> Extracted data
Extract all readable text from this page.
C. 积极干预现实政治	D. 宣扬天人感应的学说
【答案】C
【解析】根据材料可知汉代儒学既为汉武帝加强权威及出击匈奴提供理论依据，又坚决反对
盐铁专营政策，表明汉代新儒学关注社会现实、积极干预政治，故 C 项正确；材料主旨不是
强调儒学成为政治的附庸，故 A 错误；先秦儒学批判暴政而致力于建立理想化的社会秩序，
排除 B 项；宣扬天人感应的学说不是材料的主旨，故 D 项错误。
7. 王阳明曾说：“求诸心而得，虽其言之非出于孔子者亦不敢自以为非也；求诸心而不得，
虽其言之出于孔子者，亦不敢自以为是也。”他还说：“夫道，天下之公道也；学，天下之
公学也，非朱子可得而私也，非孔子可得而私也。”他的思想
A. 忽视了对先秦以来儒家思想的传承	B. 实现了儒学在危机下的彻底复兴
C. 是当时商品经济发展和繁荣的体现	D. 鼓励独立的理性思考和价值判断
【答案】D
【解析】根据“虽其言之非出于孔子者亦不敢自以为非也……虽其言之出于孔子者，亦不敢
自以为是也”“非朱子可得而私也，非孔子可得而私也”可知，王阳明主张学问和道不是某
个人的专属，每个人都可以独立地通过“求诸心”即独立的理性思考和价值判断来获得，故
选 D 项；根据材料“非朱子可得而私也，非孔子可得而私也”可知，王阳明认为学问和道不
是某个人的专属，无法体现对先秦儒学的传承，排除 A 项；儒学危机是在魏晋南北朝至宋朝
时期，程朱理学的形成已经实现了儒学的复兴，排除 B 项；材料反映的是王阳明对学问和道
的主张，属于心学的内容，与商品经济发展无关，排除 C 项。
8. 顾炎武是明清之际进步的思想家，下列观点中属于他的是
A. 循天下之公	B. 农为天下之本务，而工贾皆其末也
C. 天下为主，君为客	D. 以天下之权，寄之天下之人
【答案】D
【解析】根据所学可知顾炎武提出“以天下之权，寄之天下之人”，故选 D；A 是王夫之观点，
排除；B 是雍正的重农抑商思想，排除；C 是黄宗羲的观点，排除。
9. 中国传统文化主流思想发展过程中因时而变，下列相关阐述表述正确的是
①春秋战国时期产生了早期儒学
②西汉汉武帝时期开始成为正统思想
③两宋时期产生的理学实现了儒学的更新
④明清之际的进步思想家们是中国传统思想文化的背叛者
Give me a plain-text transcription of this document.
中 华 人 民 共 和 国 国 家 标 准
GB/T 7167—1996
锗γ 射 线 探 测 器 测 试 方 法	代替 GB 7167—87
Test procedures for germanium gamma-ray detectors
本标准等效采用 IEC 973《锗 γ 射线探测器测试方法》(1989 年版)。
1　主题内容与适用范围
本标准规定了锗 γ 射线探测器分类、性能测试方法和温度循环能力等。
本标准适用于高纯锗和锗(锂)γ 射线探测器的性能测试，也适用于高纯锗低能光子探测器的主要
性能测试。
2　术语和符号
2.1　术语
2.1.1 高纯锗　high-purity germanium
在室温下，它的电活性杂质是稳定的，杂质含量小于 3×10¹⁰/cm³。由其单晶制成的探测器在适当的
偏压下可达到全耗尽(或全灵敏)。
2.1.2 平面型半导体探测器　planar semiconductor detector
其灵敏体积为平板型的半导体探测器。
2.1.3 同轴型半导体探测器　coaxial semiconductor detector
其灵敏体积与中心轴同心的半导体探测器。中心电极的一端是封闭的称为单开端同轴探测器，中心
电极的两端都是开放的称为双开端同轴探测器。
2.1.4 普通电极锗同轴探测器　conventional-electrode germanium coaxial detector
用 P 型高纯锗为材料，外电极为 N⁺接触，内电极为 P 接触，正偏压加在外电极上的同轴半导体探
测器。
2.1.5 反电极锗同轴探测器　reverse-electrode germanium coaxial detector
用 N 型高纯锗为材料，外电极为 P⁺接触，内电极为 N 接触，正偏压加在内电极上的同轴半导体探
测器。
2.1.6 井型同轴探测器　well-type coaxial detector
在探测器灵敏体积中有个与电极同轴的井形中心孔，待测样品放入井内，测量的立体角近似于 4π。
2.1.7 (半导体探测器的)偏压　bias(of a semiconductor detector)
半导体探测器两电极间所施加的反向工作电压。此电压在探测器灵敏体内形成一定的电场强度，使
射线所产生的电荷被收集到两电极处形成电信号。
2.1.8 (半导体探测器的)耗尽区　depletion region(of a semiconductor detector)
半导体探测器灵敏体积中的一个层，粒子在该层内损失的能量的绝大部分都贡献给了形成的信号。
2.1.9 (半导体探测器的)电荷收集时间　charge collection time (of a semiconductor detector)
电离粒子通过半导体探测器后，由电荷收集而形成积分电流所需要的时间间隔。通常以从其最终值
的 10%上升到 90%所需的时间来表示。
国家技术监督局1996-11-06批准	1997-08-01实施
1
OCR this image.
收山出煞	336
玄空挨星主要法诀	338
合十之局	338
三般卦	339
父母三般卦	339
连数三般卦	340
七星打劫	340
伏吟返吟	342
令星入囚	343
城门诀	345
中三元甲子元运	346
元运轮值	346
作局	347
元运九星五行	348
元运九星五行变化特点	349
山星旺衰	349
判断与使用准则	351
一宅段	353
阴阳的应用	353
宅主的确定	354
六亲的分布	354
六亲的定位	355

> Task requirements
Transcribe the entire listing above precisely.

> Expected output
Extract all readable text from this page.
C. 积极干预现实政治	D. 宣扬天人感应的学说
【答案】C
【解析】根据材料可知汉代儒学既为汉武帝加强权威及出击匈奴提供理论依据，又坚决反对
盐铁专营政策，表明汉代新儒学关注社会现实、积极干预政治，故 C 项正确；材料主旨不是
强调儒学成为政治的附庸，故 A 错误；先秦儒学批判暴政而致力于建立理想化的社会秩序，
排除 B 项；宣扬天人感应的学说不是材料的主旨，故 D 项错误。
7. 王阳明曾说：“求诸心而得，虽其言之非出于孔子者亦不敢自以为非也；求诸心而不得，
虽其言之出于孔子者，亦不敢自以为是也。”他还说：“夫道，天下之公道也；学，天下之
公学也，非朱子可得而私也，非孔子可得而私也。”他的思想
A. 忽视了对先秦以来儒家思想的传承	B. 实现了儒学在危机下的彻底复兴
C. 是当时商品经济发展和繁荣的体现	D. 鼓励独立的理性思考和价值判断
【答案】D
【解析】根据“虽其言之非出于孔子者亦不敢自以为非也……虽其言之出于孔子者，亦不敢
自以为是也”“非朱子可得而私也，非孔子可得而私也”可知，王阳明主张学问和道不是某
个人的专属，每个人都可以独立地通过“求诸心”即独立的理性思考和价值判断来获得，故
选 D 项；根据材料“非朱子可得而私也，非孔子可得而私也”可知，王阳明认为学问和道不
是某个人的专属，无法体现对先秦儒学的传承，排除 A 项；儒学危机是在魏晋南北朝至宋朝
时期，程朱理学的形成已经实现了儒学的复兴，排除 B 项；材料反映的是王阳明对学问和道
的主张，属于心学的内容，与商品经济发展无关，排除 C 项。
8. 顾炎武是明清之际进步的思想家，下列观点中属于他的是
A. 循天下之公	B. 农为天下之本务，而工贾皆其末也
C. 天下为主，君为客	D. 以天下之权，寄之天下之人
【答案】D
【解析】根据所学可知顾炎武提出“以天下之权，寄之天下之人”，故选 D；A 是王夫之观点，
排除；B 是雍正的重农抑商思想，排除；C 是黄宗羲的观点，排除。
9. 中国传统文化主流思想发展过程中因时而变，下列相关阐述表述正确的是
①春秋战国时期产生了早期儒学
②西汉汉武帝时期开始成为正统思想
③两宋时期产生的理学实现了儒学的更新
④明清之际的进步思想家们是中国传统思想文化的背叛者
Give me a plain-text transcription of this document.
中 华 人 民 共 和 国 国 家 标 准
GB/T 7167—1996
锗γ 射 线 探 测 器 测 试 方 法	代替 GB 7167—87
Test procedures for germanium gamma-ray detectors
本标准等效采用 IEC 973《锗 γ 射线探测器测试方法》(1989 年版)。
1　主题内容与适用范围
本标准规定了锗 γ 射线探测器分类、性能测试方法和温度循环能力等。
本标准适用于高纯锗和锗(锂)γ 射线探测器的性能测试，也适用于高纯锗低能光子探测器的主要
性能测试。
2　术语和符号
2.1　术语
2.1.1 高纯锗　high-purity germanium
在室温下，它的电活性杂质是稳定的，杂质含量小于 3×10¹⁰/cm³。由其单晶制成的探测器在适当的
偏压下可达到全耗尽(或全灵敏)。
2.1.2 平面型半导体探测器　planar semiconductor detector
其灵敏体积为平板型的半导体探测器。
2.1.3 同轴型半导体探测器　coaxial semiconductor detector
其灵敏体积与中心轴同心的半导体探测器。中心电极的一端是封闭的称为单开端同轴探测器，中心
电极的两端都是开放的称为双开端同轴探测器。
2.1.4 普通电极锗同轴探测器　conventional-electrode germanium coaxial detector
用 P 型高纯锗为材料，外电极为 N⁺接触，内电极为 P 接触，正偏压加在外电极上的同轴半导体探
测器。
2.1.5 反电极锗同轴探测器　reverse-electrode germanium coaxial detector
用 N 型高纯锗为材料，外电极为 P⁺接触，内电极为 N 接触，正偏压加在内电极上的同轴半导体探
测器。
2.1.6 井型同轴探测器　well-type coaxial detector
在探测器灵敏体积中有个与电极同轴的井形中心孔，待测样品放入井内，测量的立体角近似于 4π。
2.1.7 (半导体探测器的)偏压　bias(of a semiconductor detector)
半导体探测器两电极间所施加的反向工作电压。此电压在探测器灵敏体内形成一定的电场强度，使
射线所产生的电荷被收集到两电极处形成电信号。
2.1.8 (半导体探测器的)耗尽区　depletion region(of a semiconductor detector)
半导体探测器灵敏体积中的一个层，粒子在该层内损失的能量的绝大部分都贡献给了形成的信号。
2.1.9 (半导体探测器的)电荷收集时间　charge collection time (of a semiconductor detector)
电离粒子通过半导体探测器后，由电荷收集而形成积分电流所需要的时间间隔。通常以从其最终值
的 10%上升到 90%所需的时间来表示。
国家技术监督局1996-11-06批准	1997-08-01实施
1
OCR this image.
收山出煞	336
玄空挨星主要法诀	338
合十之局	338
三般卦	339
父母三般卦	339
连数三般卦	340
七星打劫	340
伏吟返吟	342
令星入囚	343
城门诀	345
中三元甲子元运	346
元运轮值	346
作局	347
元运九星五行	348
元运九星五行变化特点	349
山星旺衰	349
判断与使用准则	351
一宅段	353
阴阳的应用	353
宅主的确定	354
六亲的分布	354
六亲的定位	355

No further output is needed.